▸ **Aim of the exercise**
Find each line holding "الله" and copy it out.

▸ **Records provided**
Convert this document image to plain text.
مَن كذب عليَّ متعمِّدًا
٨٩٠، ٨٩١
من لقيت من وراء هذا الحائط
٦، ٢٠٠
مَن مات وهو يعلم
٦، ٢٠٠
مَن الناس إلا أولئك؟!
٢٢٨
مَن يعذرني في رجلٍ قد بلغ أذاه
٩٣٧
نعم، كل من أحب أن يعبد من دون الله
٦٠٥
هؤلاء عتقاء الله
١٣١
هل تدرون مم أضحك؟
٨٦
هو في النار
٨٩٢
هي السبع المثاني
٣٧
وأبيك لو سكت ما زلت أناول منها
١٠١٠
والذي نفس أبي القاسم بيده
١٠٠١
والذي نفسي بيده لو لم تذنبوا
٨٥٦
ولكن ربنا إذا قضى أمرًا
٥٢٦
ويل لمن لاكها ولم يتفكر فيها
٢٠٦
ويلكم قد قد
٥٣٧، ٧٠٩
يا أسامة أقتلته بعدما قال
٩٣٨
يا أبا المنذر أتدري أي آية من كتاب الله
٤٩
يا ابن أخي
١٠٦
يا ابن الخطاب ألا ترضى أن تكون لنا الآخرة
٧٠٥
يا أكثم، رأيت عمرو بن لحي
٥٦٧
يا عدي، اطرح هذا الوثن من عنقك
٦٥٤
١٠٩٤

▸ **Solution to this exercise**
نعم، كل من أحب أن يعبد من دون الله
هؤلاء عتقاء الله
يا أبا المنذر أتدري أي آية من كتاب الله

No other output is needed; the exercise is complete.